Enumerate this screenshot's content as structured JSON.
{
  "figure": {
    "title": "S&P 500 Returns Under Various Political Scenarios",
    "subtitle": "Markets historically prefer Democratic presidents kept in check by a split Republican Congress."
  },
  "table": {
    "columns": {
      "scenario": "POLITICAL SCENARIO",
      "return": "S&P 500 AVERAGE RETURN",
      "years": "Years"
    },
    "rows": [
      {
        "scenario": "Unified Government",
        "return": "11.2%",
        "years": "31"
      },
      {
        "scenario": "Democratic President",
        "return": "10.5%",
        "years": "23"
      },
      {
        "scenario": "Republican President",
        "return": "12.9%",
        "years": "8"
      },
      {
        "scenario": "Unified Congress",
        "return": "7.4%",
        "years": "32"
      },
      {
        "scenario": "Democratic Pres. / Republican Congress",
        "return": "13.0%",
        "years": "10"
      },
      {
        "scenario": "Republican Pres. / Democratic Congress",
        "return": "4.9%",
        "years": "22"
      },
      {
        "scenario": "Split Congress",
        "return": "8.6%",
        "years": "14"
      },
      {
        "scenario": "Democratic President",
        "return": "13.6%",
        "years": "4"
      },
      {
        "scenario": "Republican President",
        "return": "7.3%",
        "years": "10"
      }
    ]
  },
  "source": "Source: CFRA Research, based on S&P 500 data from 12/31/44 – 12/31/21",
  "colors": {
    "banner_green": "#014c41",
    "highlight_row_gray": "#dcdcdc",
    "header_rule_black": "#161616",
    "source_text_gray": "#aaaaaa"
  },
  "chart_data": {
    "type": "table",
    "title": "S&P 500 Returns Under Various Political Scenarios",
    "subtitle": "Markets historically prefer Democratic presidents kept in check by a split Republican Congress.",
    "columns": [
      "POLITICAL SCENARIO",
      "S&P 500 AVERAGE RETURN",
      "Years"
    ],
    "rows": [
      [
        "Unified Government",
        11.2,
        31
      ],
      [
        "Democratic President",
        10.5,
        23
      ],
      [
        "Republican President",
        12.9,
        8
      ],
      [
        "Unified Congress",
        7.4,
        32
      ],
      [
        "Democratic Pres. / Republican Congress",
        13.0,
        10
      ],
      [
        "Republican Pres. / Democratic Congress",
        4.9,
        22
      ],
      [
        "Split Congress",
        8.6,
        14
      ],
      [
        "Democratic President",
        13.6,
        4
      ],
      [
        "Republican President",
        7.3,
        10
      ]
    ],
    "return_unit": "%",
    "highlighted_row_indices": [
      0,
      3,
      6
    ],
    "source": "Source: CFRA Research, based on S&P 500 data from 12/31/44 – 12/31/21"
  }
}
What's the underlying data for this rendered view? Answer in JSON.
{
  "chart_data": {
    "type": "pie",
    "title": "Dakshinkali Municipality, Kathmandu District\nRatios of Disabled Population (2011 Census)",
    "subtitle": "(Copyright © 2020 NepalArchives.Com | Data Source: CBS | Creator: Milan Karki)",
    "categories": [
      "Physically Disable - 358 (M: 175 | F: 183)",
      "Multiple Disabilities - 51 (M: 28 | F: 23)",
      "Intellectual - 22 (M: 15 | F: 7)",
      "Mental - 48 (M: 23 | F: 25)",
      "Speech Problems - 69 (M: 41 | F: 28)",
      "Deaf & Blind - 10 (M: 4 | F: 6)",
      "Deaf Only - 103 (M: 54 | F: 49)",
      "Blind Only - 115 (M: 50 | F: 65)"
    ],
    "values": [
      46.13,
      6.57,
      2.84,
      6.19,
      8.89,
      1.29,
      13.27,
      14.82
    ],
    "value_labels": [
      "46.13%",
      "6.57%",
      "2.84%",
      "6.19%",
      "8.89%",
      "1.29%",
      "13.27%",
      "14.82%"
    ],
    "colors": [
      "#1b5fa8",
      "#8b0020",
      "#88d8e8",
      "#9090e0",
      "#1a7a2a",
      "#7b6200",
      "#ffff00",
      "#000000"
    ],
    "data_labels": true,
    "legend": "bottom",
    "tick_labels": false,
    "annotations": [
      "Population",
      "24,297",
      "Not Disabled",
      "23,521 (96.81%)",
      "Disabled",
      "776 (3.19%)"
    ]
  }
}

**Work to be completed:** Type the whole listing again, unaltered.

**Solution for this task:**
Enumerate this screenshot's content as structured JSON.
{
  "figure": {
    "title": "S&P 500 Returns Under Various Political Scenarios",
    "subtitle": "Markets historically prefer Democratic presidents kept in check by a split Republican Congress."
  },
  "table": {
    "columns": {
      "scenario": "POLITICAL SCENARIO",
      "return": "S&P 500 AVERAGE RETURN",
      "years": "Years"
    },
    "rows": [
      {
        "scenario": "Unified Government",
        "return": "11.2%",
        "years": "31"
      },
      {
        "scenario": "Democratic President",
        "return": "10.5%",
        "years": "23"
      },
      {
        "scenario": "Republican President",
        "return": "12.9%",
        "years": "8"
      },
      {
        "scenario": "Unified Congress",
        "return": "7.4%",
        "years": "32"
      },
      {
        "scenario": "Democratic Pres. / Republican Congress",
        "return": "13.0%",
        "years": "10"
      },
      {
        "scenario": "Republican Pres. / Democratic Congress",
        "return": "4.9%",
        "years": "22"
      },
      {
        "scenario": "Split Congress",
        "return": "8.6%",
        "years": "14"
      },
      {
        "scenario": "Democratic President",
        "return": "13.6%",
        "years": "4"
      },
      {
        "scenario": "Republican President",
        "return": "7.3%",
        "years": "10"
      }
    ]
  },
  "source": "Source: CFRA Research, based on S&P 500 data from 12/31/44 – 12/31/21",
  "colors": {
    "banner_green": "#014c41",
    "highlight_row_gray": "#dcdcdc",
    "header_rule_black": "#161616",
    "source_text_gray": "#aaaaaa"
  },
  "chart_data": {
    "type": "table",
    "title": "S&P 500 Returns Under Various Political Scenarios",
    "subtitle": "Markets historically prefer Democratic presidents kept in check by a split Republican Congress.",
    "columns": [
      "POLITICAL SCENARIO",
      "S&P 500 AVERAGE RETURN",
      "Years"
    ],
    "rows": [
      [
        "Unified Government",
        11.2,
        31
      ],
      [
        "Democratic President",
        10.5,
        23
      ],
      [
        "Republican President",
        12.9,
        8
      ],
      [
        "Unified Congress",
        7.4,
        32
      ],
      [
        "Democratic Pres. / Republican Congress",
        13.0,
        10
      ],
      [
        "Republican Pres. / Democratic Congress",
        4.9,
        22
      ],
      [
        "Split Congress",
        8.6,
        14
      ],
      [
        "Democratic President",
        13.6,
        4
      ],
      [
        "Republican President",
        7.3,
        10
      ]
    ],
    "return_unit": "%",
    "highlighted_row_indices": [
      0,
      3,
      6
    ],
    "source": "Source: CFRA Research, based on S&P 500 data from 12/31/44 – 12/31/21"
  }
}
What's the underlying data for this rendered view? Answer in JSON.
{
  "chart_data": {
    "type": "pie",
    "title": "Dakshinkali Municipality, Kathmandu District\nRatios of Disabled Population (2011 Census)",
    "subtitle": "(Copyright © 2020 NepalArchives.Com | Data Source: CBS | Creator: Milan Karki)",
    "categories": [
      "Physically Disable - 358 (M: 175 | F: 183)",
      "Multiple Disabilities - 51 (M: 28 | F: 23)",
      "Intellectual - 22 (M: 15 | F: 7)",
      "Mental - 48 (M: 23 | F: 25)",
      "Speech Problems - 69 (M: 41 | F: 28)",
      "Deaf & Blind - 10 (M: 4 | F: 6)",
      "Deaf Only - 103 (M: 54 | F: 49)",
      "Blind Only - 115 (M: 50 | F: 65)"
    ],
    "values": [
      46.13,
      6.57,
      2.84,
      6.19,
      8.89,
      1.29,
      13.27,
      14.82
    ],
    "value_labels": [
      "46.13%",
      "6.57%",
      "2.84%",
      "6.19%",
      "8.89%",
      "1.29%",
      "13.27%",
      "14.82%"
    ],
    "colors": [
      "#1b5fa8",
      "#8b0020",
      "#88d8e8",
      "#9090e0",
      "#1a7a2a",
      "#7b6200",
      "#ffff00",
      "#000000"
    ],
    "data_labels": true,
    "legend": "bottom",
    "tick_labels": false,
    "annotations": [
      "Population",
      "24,297",
      "Not Disabled",
      "23,521 (96.81%)",
      "Disabled",
      "776 (3.19%)"
    ]
  }
}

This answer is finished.